(Data records)
<<<<
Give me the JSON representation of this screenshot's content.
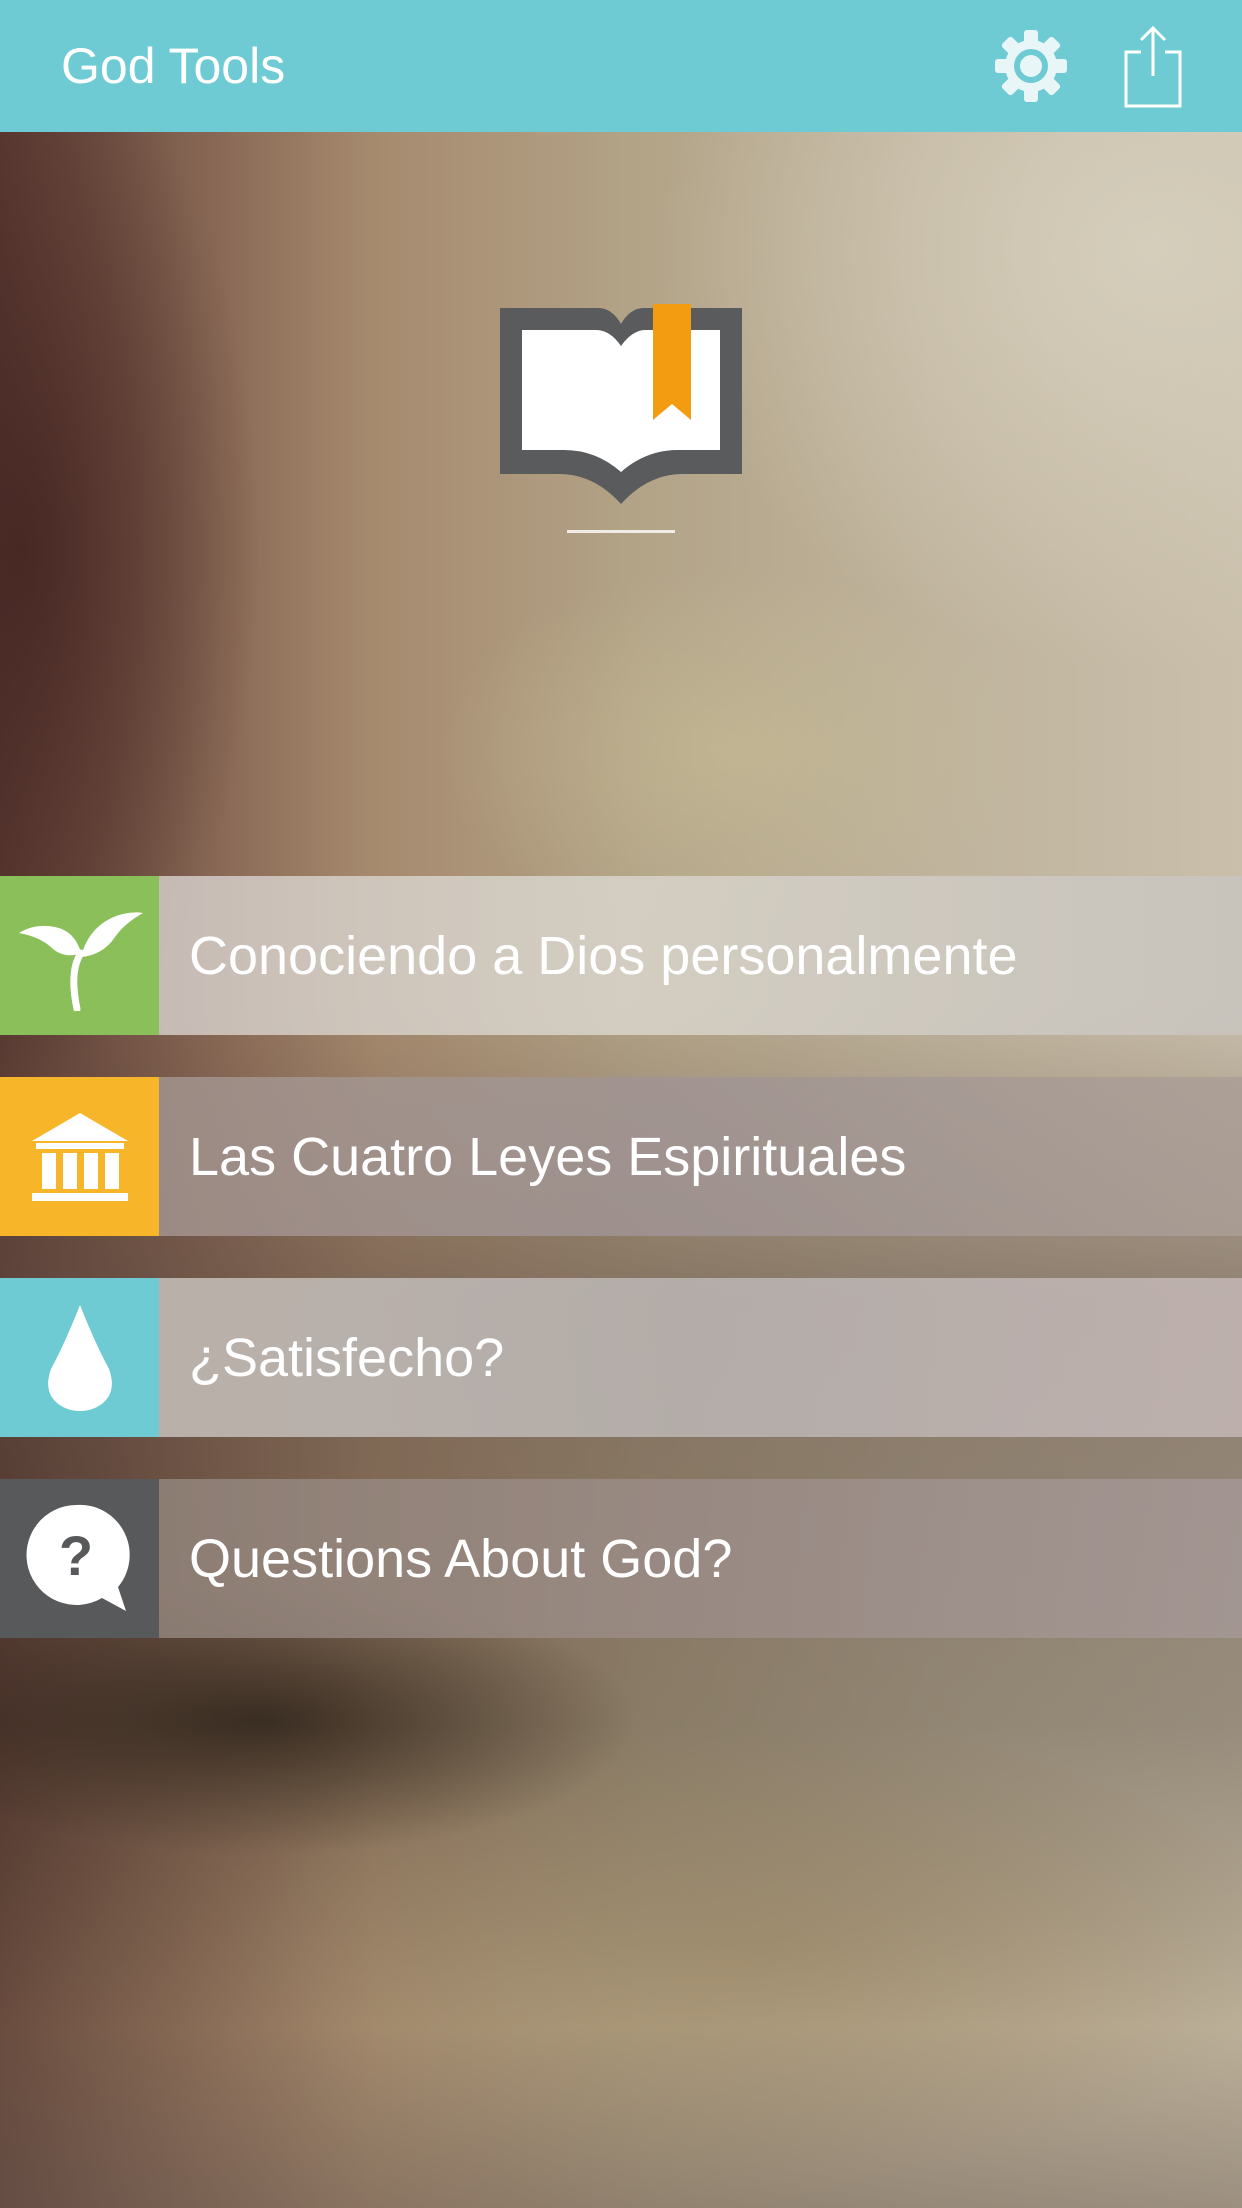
{
  "header": {
    "title": "God Tools",
    "settings_icon": "gear-icon",
    "share_icon": "share-icon",
    "background_color": "#6ecbd4"
  },
  "hero": {
    "logo_icon": "open-book-bookmark-icon",
    "logo_colors": {
      "book_frame": "#5a5b5d",
      "bookmark": "#f39c12",
      "pages": "#ffffff"
    }
  },
  "menu": {
    "items": [
      {
        "label": "Conociendo a Dios personalmente",
        "icon": "sprout-icon",
        "color": "#8bbf5a"
      },
      {
        "label": "Las Cuatro Leyes Espirituales",
        "icon": "temple-icon",
        "color": "#f7b529"
      },
      {
        "label": "¿Satisfecho?",
        "icon": "water-drop-icon",
        "color": "#6ecbd4"
      },
      {
        "label": "Questions About God?",
        "icon": "question-bubble-icon",
        "color": "#58595b"
      }
    ]
  }
}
>>>>
List every line from the entries above in which "bookmark" appears.

The completed task:
    "logo_icon": "open-book-bookmark-icon",
      "bookmark": "#f39c12",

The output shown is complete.